* **WORK TO BE COMPLETED**: In the entries below, find every line with "screenshot" and copy it.

━━━

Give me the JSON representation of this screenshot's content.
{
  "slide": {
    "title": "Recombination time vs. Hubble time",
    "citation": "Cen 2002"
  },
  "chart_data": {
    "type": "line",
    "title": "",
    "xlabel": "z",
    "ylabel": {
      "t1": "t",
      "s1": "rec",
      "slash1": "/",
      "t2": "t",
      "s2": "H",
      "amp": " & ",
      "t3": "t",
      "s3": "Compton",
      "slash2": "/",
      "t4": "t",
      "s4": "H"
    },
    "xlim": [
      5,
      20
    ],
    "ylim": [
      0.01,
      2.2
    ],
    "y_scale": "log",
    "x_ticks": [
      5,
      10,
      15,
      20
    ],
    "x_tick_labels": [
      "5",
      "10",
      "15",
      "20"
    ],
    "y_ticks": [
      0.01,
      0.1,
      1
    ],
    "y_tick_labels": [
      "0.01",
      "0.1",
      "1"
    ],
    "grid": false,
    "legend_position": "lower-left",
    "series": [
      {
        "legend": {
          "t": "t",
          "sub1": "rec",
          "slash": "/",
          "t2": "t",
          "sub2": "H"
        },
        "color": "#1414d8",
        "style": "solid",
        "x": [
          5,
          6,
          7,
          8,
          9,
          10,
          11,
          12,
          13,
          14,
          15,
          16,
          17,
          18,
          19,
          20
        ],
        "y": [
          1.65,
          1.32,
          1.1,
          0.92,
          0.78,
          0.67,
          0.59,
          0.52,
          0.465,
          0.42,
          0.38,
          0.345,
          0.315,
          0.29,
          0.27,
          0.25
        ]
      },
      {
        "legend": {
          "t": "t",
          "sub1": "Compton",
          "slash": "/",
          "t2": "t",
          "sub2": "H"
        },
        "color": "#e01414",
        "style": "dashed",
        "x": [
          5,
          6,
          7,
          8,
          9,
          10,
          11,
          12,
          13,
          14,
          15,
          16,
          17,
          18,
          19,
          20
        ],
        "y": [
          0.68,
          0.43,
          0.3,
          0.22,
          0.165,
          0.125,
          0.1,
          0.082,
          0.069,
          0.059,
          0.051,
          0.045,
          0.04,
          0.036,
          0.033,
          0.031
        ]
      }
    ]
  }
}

━━━

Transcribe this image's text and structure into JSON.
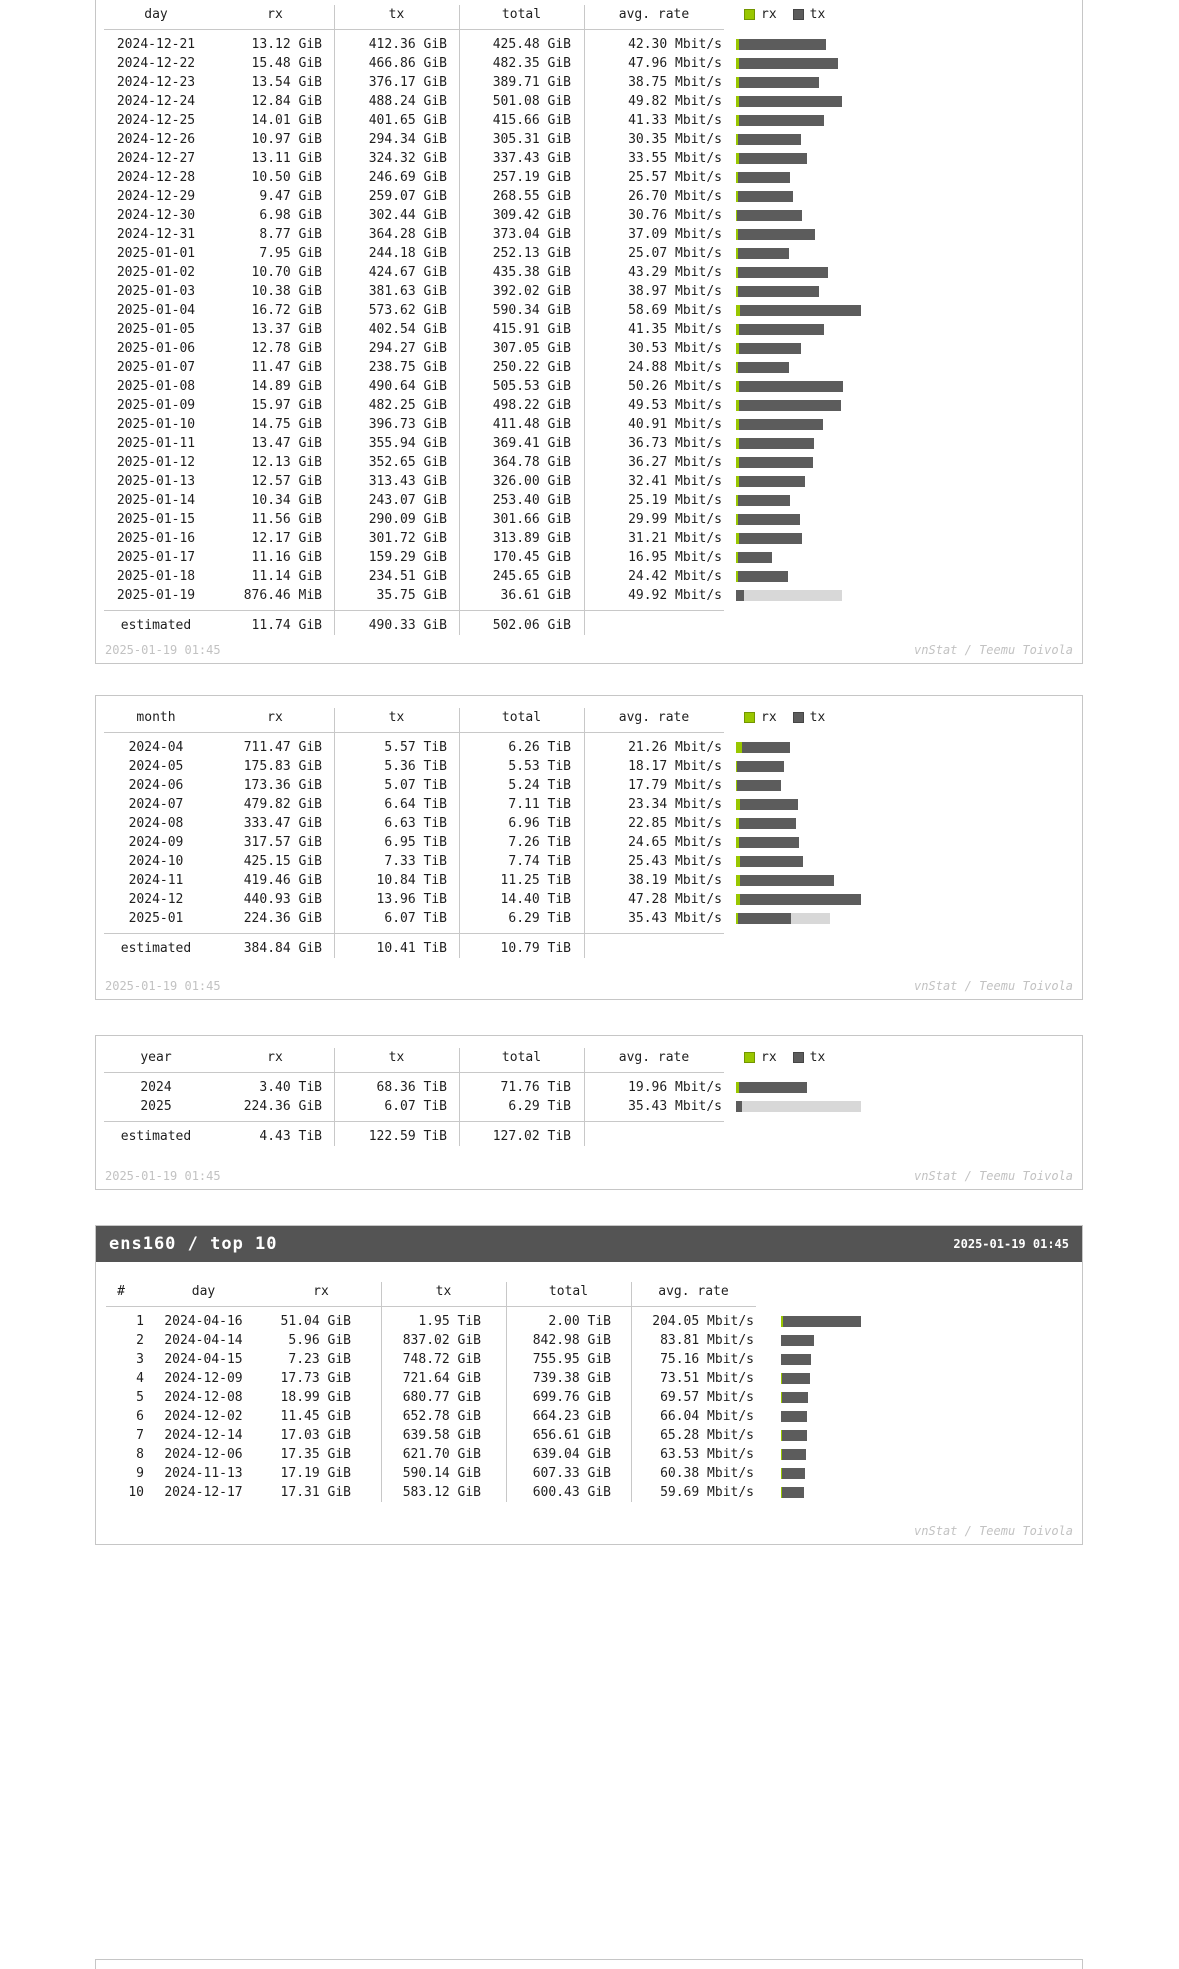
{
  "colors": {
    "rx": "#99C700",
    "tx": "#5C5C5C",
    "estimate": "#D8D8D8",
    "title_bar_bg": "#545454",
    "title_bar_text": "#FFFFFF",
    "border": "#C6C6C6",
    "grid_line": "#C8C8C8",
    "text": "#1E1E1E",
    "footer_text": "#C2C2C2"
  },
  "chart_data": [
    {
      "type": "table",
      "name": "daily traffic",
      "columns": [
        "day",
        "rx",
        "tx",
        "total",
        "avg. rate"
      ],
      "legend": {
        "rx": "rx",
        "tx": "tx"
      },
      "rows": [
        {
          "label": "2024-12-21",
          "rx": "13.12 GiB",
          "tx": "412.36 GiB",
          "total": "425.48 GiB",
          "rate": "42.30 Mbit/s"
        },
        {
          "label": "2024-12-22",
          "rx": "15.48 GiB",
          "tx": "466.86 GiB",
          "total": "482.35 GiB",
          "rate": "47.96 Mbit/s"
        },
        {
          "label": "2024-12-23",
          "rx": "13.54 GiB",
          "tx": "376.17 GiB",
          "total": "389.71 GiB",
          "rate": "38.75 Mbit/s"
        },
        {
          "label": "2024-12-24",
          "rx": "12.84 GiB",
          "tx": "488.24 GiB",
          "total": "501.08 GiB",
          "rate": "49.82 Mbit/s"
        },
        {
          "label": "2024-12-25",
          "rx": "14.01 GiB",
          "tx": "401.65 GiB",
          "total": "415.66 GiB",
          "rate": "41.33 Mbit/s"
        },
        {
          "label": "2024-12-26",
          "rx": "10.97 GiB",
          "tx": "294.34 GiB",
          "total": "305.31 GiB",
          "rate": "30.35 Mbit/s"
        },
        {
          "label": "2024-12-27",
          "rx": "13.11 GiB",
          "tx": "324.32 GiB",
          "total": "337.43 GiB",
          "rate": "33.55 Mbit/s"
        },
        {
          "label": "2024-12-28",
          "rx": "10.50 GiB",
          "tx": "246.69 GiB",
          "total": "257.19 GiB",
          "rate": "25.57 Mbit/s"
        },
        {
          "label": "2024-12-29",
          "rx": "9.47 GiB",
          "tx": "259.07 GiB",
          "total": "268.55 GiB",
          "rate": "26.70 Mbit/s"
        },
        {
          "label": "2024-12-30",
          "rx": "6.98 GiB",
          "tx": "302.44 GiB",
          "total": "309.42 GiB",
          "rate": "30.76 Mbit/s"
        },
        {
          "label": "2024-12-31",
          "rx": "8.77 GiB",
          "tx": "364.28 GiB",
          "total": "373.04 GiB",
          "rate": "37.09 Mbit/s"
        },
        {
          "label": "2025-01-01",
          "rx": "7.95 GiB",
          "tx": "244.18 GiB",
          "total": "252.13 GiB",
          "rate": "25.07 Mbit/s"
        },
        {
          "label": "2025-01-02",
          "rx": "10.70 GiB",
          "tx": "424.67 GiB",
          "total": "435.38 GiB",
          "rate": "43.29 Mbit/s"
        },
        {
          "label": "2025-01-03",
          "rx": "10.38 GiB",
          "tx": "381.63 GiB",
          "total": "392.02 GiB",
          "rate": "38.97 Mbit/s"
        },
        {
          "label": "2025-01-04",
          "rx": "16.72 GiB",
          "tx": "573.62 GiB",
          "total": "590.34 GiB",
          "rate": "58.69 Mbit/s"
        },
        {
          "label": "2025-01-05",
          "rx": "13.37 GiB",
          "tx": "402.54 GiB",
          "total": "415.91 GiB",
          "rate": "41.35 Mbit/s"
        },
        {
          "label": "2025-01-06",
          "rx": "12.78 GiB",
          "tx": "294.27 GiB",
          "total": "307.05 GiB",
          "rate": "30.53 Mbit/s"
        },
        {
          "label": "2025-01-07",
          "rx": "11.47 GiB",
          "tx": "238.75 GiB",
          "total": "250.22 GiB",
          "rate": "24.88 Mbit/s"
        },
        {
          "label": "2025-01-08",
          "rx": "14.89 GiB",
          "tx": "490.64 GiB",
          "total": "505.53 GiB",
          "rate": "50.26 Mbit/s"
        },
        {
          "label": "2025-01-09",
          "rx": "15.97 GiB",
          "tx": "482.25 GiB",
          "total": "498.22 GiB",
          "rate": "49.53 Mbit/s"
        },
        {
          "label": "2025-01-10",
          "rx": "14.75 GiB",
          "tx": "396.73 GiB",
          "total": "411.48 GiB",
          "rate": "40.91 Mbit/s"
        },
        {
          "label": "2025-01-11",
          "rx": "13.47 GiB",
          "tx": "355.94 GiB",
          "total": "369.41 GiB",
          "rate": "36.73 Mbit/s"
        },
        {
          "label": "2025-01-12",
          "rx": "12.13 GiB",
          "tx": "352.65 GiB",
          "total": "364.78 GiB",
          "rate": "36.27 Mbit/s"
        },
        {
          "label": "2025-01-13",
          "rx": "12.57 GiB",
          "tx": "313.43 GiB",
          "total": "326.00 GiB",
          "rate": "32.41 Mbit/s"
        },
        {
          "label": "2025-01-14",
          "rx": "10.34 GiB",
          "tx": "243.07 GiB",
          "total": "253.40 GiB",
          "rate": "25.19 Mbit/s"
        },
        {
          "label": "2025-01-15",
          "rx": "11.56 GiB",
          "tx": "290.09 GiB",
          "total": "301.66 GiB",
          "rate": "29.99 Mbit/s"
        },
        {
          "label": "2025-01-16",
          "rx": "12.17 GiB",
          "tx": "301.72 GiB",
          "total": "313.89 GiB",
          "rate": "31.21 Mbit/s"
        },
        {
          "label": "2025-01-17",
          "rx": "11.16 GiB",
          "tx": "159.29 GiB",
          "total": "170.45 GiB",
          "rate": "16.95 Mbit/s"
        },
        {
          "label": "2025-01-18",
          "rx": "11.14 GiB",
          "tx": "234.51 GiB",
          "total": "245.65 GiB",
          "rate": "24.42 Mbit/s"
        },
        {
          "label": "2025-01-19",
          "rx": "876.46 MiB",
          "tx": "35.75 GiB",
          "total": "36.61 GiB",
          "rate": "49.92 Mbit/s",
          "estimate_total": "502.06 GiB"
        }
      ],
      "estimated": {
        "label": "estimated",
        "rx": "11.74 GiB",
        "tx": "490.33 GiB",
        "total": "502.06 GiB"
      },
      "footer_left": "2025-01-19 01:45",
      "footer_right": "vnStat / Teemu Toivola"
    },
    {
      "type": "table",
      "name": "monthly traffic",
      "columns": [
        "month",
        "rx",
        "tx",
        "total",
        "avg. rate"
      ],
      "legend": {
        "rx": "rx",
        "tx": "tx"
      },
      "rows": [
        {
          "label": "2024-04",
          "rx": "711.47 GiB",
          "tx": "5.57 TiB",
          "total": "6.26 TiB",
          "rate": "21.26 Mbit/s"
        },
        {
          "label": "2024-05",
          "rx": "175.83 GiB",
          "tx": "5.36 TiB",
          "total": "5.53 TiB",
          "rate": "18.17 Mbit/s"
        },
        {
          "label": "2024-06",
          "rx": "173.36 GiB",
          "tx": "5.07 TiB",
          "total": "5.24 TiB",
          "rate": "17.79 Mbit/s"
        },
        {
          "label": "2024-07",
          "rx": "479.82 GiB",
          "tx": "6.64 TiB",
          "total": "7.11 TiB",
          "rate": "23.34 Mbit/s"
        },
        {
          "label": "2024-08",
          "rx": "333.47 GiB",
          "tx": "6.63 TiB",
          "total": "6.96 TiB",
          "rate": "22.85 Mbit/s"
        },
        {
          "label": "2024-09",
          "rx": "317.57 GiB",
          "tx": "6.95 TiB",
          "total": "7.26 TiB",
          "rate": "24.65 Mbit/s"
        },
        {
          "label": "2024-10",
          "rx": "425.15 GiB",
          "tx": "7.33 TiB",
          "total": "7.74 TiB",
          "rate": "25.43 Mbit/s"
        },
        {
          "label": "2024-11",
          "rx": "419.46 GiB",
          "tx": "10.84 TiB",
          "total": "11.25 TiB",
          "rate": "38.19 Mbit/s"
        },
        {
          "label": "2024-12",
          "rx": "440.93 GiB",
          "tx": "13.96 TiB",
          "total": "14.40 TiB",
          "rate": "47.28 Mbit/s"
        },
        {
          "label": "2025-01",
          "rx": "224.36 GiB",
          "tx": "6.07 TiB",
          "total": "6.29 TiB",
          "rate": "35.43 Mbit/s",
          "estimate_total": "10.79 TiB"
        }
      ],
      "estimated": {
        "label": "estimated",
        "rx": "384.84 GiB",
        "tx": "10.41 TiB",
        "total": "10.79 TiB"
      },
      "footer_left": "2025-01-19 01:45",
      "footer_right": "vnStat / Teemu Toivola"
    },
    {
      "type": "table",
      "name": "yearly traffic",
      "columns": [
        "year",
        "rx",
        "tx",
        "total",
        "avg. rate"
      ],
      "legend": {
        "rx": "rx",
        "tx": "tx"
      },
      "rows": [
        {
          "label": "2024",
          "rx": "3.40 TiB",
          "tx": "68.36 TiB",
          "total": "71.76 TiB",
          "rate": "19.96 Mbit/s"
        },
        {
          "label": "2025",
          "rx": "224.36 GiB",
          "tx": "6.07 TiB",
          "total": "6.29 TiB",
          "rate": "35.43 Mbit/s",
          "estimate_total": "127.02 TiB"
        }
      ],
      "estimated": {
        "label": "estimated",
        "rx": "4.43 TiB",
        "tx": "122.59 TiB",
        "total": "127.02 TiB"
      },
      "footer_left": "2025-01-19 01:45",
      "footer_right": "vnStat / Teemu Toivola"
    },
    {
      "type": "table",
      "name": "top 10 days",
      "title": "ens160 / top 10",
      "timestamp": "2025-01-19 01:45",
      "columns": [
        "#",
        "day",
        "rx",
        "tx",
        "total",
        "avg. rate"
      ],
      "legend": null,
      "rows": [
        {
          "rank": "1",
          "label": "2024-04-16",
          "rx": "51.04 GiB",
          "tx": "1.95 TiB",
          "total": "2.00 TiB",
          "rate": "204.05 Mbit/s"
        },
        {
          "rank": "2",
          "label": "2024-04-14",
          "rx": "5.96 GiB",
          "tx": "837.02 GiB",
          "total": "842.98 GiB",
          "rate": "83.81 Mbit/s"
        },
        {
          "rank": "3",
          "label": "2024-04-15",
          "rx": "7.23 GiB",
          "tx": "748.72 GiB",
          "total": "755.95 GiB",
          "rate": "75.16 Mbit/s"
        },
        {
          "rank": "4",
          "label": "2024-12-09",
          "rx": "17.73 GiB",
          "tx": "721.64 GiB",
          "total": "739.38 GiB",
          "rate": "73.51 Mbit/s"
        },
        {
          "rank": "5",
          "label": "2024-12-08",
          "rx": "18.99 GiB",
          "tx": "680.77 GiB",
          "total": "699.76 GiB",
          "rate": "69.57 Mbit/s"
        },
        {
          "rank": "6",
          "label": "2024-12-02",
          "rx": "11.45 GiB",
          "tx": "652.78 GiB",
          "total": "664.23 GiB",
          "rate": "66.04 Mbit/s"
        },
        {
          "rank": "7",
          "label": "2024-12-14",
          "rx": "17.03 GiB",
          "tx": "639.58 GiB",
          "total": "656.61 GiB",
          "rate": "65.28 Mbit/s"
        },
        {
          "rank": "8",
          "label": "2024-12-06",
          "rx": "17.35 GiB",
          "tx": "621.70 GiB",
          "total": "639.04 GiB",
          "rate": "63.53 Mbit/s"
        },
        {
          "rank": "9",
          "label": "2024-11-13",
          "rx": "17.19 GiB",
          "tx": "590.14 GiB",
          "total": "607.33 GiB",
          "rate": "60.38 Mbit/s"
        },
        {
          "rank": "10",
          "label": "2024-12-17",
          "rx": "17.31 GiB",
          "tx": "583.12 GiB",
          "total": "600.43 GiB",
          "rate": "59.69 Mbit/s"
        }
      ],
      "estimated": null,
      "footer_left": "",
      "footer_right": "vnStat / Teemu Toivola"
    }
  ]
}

━━━

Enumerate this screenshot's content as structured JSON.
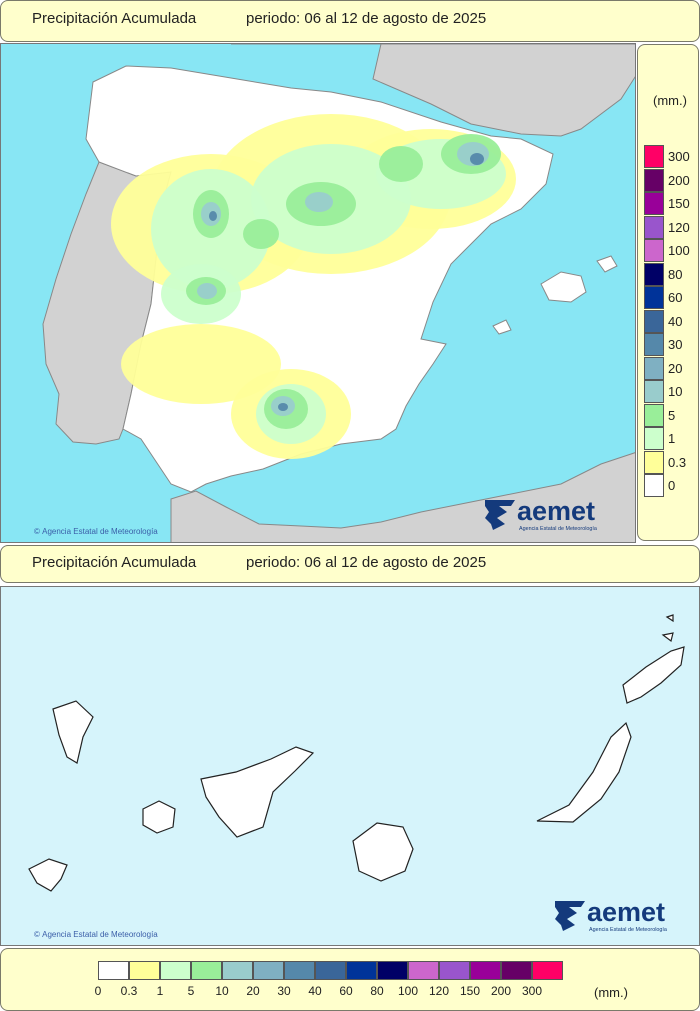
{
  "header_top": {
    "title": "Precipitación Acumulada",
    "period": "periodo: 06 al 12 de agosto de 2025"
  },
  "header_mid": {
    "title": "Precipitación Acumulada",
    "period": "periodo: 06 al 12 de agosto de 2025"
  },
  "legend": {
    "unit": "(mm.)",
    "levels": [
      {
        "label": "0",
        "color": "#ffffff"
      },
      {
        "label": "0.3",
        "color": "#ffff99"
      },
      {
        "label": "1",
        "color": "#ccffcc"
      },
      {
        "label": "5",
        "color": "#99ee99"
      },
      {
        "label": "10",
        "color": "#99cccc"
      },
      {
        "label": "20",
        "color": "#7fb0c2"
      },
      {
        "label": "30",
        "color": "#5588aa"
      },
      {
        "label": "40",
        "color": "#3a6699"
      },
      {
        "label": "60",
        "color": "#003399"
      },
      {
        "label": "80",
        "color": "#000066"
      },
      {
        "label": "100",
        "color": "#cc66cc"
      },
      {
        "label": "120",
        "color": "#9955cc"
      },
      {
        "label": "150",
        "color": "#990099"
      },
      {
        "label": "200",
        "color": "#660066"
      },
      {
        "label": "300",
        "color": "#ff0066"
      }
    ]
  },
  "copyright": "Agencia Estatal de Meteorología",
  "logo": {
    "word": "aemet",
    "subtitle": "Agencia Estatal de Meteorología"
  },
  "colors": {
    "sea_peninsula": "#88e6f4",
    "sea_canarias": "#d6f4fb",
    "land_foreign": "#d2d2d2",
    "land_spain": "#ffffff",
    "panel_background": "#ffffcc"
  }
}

━━━

* **EXERCISE ANSWER**:
Give me the JSON representation of this screenshot's content.
Enumerate this screenshot's content as structured JSON.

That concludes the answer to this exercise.